● Exercise
Reproduce, without any alteration, the entries starting at the line that contains "Decompose this screenshot" and ending at the line that contains "427, 619, 442]", with both of those lines included.

● Data provided
#####

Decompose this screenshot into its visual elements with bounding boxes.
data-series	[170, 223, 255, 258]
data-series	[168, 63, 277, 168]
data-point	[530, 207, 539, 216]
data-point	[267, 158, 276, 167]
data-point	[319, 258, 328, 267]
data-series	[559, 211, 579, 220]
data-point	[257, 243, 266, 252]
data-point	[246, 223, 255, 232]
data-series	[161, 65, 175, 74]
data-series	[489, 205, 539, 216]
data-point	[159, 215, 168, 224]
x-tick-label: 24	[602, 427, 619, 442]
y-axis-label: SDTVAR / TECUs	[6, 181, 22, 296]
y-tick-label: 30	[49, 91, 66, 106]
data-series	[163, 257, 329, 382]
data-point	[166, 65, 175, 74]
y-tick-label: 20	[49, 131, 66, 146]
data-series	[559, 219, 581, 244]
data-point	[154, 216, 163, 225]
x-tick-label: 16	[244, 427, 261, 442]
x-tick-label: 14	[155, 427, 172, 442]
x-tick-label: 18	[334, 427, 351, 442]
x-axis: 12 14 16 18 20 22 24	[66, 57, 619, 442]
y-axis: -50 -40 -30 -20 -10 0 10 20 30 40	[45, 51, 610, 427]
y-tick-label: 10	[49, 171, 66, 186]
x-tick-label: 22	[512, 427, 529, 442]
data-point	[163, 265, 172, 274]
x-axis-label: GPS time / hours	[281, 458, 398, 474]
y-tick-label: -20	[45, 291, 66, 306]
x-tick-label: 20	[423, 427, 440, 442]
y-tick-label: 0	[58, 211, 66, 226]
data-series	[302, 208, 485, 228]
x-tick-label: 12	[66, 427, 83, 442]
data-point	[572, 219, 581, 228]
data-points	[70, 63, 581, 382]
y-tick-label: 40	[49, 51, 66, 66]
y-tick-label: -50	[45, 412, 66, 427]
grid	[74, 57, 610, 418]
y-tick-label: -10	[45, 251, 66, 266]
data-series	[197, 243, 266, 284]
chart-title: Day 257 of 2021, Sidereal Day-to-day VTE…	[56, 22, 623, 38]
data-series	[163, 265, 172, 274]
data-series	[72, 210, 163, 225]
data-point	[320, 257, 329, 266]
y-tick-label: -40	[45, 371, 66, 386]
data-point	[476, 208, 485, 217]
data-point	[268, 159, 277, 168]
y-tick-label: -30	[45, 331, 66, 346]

#####

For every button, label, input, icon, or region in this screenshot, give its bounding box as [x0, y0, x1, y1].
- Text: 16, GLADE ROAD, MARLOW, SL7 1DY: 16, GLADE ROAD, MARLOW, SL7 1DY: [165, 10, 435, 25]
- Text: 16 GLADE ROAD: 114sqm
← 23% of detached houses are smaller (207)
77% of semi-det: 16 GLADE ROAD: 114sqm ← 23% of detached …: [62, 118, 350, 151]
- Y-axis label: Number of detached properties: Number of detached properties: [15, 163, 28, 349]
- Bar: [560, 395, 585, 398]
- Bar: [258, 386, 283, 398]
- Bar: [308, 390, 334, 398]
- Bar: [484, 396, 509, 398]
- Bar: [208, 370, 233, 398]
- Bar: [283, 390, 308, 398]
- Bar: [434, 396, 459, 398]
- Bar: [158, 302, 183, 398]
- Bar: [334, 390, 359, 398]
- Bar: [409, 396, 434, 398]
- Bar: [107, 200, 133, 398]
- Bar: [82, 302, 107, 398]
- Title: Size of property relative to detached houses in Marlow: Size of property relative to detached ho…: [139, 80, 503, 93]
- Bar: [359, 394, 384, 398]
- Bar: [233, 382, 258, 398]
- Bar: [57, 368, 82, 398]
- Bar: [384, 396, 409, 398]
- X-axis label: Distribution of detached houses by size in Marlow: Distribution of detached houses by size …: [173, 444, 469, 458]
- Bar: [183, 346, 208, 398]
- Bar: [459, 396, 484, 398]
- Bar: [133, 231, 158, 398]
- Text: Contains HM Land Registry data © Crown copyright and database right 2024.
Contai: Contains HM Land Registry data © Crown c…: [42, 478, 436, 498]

#####

● Exercise response
Decompose this screenshot into its visual elements with bounding boxes.
data-series	[170, 223, 255, 258]
data-series	[168, 63, 277, 168]
data-point	[530, 207, 539, 216]
data-point	[267, 158, 276, 167]
data-point	[319, 258, 328, 267]
data-series	[559, 211, 579, 220]
data-point	[257, 243, 266, 252]
data-point	[246, 223, 255, 232]
data-series	[161, 65, 175, 74]
data-series	[489, 205, 539, 216]
data-point	[159, 215, 168, 224]
x-tick-label: 24	[602, 427, 619, 442]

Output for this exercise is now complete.